> Structured figure records:
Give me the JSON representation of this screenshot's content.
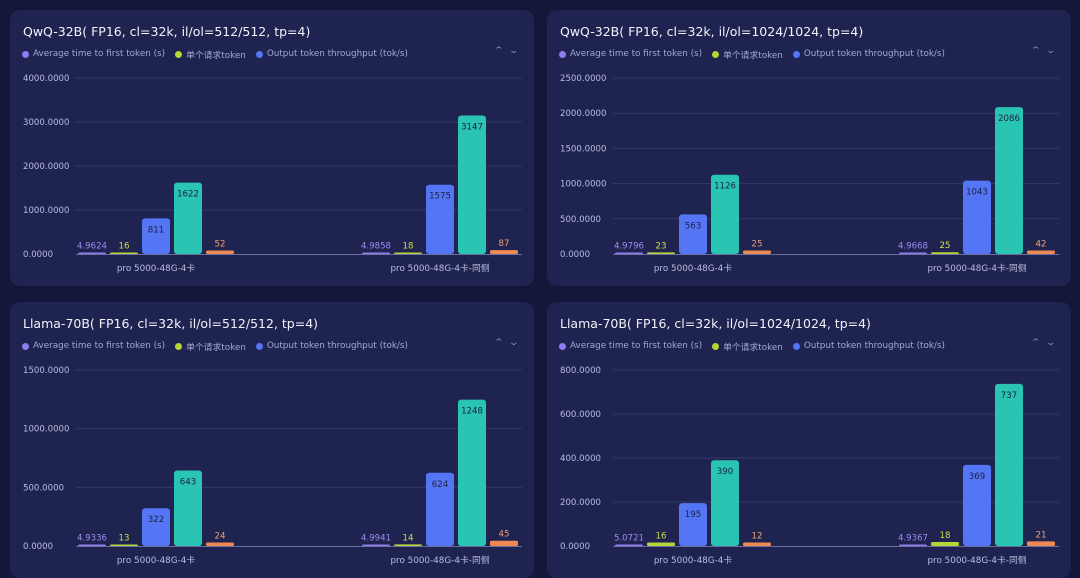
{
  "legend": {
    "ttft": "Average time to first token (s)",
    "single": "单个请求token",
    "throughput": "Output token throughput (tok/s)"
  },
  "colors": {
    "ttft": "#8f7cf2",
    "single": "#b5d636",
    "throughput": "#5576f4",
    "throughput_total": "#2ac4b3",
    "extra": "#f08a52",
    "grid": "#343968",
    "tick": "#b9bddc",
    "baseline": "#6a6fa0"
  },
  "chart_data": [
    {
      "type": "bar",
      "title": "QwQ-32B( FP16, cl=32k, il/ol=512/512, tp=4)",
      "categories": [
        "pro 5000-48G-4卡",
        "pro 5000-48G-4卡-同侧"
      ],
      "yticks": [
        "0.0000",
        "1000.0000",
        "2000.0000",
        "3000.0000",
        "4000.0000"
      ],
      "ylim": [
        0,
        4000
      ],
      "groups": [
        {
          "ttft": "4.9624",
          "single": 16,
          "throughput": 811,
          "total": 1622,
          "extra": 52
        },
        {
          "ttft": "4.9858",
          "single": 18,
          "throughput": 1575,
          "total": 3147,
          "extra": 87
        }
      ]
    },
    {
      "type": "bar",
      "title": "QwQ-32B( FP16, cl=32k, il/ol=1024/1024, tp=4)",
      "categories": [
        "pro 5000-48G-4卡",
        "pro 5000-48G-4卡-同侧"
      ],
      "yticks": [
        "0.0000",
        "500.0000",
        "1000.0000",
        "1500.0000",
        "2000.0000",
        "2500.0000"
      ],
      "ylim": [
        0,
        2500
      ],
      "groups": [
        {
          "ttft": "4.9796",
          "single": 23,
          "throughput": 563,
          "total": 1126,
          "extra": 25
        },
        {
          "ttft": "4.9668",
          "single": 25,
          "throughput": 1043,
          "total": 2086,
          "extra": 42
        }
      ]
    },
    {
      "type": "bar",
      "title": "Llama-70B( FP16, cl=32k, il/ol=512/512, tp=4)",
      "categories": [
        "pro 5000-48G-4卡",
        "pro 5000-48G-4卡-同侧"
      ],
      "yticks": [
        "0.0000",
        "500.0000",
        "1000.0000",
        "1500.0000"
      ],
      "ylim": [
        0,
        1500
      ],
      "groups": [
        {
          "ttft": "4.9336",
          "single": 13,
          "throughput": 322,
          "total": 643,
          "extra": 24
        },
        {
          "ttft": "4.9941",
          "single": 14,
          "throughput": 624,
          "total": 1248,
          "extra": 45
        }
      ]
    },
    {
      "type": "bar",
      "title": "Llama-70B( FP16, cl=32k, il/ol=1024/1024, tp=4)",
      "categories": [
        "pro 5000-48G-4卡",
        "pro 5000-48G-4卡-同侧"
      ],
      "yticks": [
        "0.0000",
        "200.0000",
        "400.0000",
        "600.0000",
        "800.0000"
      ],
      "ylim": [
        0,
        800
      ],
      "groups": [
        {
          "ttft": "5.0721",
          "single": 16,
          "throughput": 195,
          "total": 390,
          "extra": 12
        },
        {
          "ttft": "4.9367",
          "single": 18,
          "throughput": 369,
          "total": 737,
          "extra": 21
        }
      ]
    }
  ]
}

> What is asked:
In your copy, leave out the pictures and reproduce the material above exactly.

> Response to the task:
Give me the JSON representation of this screenshot's content.
{
  "legend": {
    "ttft": "Average time to first token (s)",
    "single": "单个请求token",
    "throughput": "Output token throughput (tok/s)"
  },
  "colors": {
    "ttft": "#8f7cf2",
    "single": "#b5d636",
    "throughput": "#5576f4",
    "throughput_total": "#2ac4b3",
    "extra": "#f08a52",
    "grid": "#343968",
    "tick": "#b9bddc",
    "baseline": "#6a6fa0"
  },
  "chart_data": [
    {
      "type": "bar",
      "title": "QwQ-32B( FP16, cl=32k, il/ol=512/512, tp=4)",
      "categories": [
        "pro 5000-48G-4卡",
        "pro 5000-48G-4卡-同侧"
      ],
      "yticks": [
        "0.0000",
        "1000.0000",
        "2000.0000",
        "3000.0000",
        "4000.0000"
      ],
      "ylim": [
        0,
        4000
      ],
      "groups": [
        {
          "ttft": "4.9624",
          "single": 16,
          "throughput": 811,
          "total": 1622,
          "extra": 52
        },
        {
          "ttft": "4.9858",
          "single": 18,
          "throughput": 1575,
          "total": 3147,
          "extra": 87
        }
      ]
    },
    {
      "type": "bar",
      "title": "QwQ-32B( FP16, cl=32k, il/ol=1024/1024, tp=4)",
      "categories": [
        "pro 5000-48G-4卡",
        "pro 5000-48G-4卡-同侧"
      ],
      "yticks": [
        "0.0000",
        "500.0000",
        "1000.0000",
        "1500.0000",
        "2000.0000",
        "2500.0000"
      ],
      "ylim": [
        0,
        2500
      ],
      "groups": [
        {
          "ttft": "4.9796",
          "single": 23,
          "throughput": 563,
          "total": 1126,
          "extra": 25
        },
        {
          "ttft": "4.9668",
          "single": 25,
          "throughput": 1043,
          "total": 2086,
          "extra": 42
        }
      ]
    },
    {
      "type": "bar",
      "title": "Llama-70B( FP16, cl=32k, il/ol=512/512, tp=4)",
      "categories": [
        "pro 5000-48G-4卡",
        "pro 5000-48G-4卡-同侧"
      ],
      "yticks": [
        "0.0000",
        "500.0000",
        "1000.0000",
        "1500.0000"
      ],
      "ylim": [
        0,
        1500
      ],
      "groups": [
        {
          "ttft": "4.9336",
          "single": 13,
          "throughput": 322,
          "total": 643,
          "extra": 24
        },
        {
          "ttft": "4.9941",
          "single": 14,
          "throughput": 624,
          "total": 1248,
          "extra": 45
        }
      ]
    },
    {
      "type": "bar",
      "title": "Llama-70B( FP16, cl=32k, il/ol=1024/1024, tp=4)",
      "categories": [
        "pro 5000-48G-4卡",
        "pro 5000-48G-4卡-同侧"
      ],
      "yticks": [
        "0.0000",
        "200.0000",
        "400.0000",
        "600.0000",
        "800.0000"
      ],
      "ylim": [
        0,
        800
      ],
      "groups": [
        {
          "ttft": "5.0721",
          "single": 16,
          "throughput": 195,
          "total": 390,
          "extra": 12
        },
        {
          "ttft": "4.9367",
          "single": 18,
          "throughput": 369,
          "total": 737,
          "extra": 21
        }
      ]
    }
  ]
}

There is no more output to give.